(PAGE EXCERPT):
Cabinet Minister, Government of Karnataka
- In office 1974–1983

Member of the Karnataka Legislative Assembly
- In office 1972–1994

Cabinet Minister, Government of Karnataka
- In office 1989–1994

Member of the Lok Sabha
- In office 2004–2008
- Preceded by: Vinay Kumar Sorake
- Succeeded by: Constituency abolished
- Constituency: Udupi

Personal details
- Born: Manorama Malpe Madhwaraj 1 June 1940 (age 86) Manampadi, Karnataka, British India
- Citizenship: India
- Party: Bharatiya Janata Party
- Other party: Indian National Congress
- Spouse: Malpe Madhwaraj
- Children: Pramod Madhwaraj
- Education: Bachelor of Arts
- Alma mater: Karnataka University
- Occupation: Business person
- Profession: Politician

= Manorama Madhwaraj =

Indian politician

Manorama Madhwaraj is an Indian politician, social worker and officeholder who was the first woman cabinet minister of India elected as an MLA in the 5th, 8th and 9th Karnataka Legislative Assembly. On all of these occasions she was elected from Udupi constituency and was a member of the Indian National Congress.

(Data records)
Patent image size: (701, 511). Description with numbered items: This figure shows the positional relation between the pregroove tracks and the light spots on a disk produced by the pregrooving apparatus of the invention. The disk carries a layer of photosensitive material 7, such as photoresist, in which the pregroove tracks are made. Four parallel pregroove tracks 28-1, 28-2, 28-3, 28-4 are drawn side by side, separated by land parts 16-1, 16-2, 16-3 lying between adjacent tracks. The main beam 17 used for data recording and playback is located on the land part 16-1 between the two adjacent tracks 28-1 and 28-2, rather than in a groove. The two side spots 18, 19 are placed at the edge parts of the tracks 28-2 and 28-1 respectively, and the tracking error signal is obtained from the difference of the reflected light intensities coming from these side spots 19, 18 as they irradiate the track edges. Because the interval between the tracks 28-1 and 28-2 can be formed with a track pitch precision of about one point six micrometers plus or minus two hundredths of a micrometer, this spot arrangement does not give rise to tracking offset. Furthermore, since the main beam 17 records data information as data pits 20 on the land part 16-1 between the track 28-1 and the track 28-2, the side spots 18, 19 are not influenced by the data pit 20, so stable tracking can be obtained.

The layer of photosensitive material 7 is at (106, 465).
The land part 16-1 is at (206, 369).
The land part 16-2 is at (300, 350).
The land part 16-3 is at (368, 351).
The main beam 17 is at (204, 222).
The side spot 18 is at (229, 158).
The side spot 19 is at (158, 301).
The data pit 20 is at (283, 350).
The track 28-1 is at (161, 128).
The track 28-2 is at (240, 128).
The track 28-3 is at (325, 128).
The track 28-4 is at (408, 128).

(STATED EXERCISE 1): Please copy word for word the part of the Manorama Madhwaraj profile starting with "Manorama Madhwaraj is" and going on through "Indian National Congress.".
(STATED EXERCISE 2): Translate this sentence from the Manorama Madhwaraj profile into Spanish: "On all of these occasions she was elected from Udupi constituency and was a member of the Indian National Congress."

(FULL OUTPUT 1):
Manorama Madhwaraj is an Indian politician, social worker and officeholder who was the first woman cabinet minister of India elected as an MLA in the 5th, 8th and 9th Karnataka Legislative Assembly. On all of these occasions she was elected from Udupi constituency and was a member of the Indian National Congress.

(FULL OUTPUT 2): En todas estas ocasiones fue elegida por la circunscripción de Udupi y era miembro del Congreso Nacional Indio.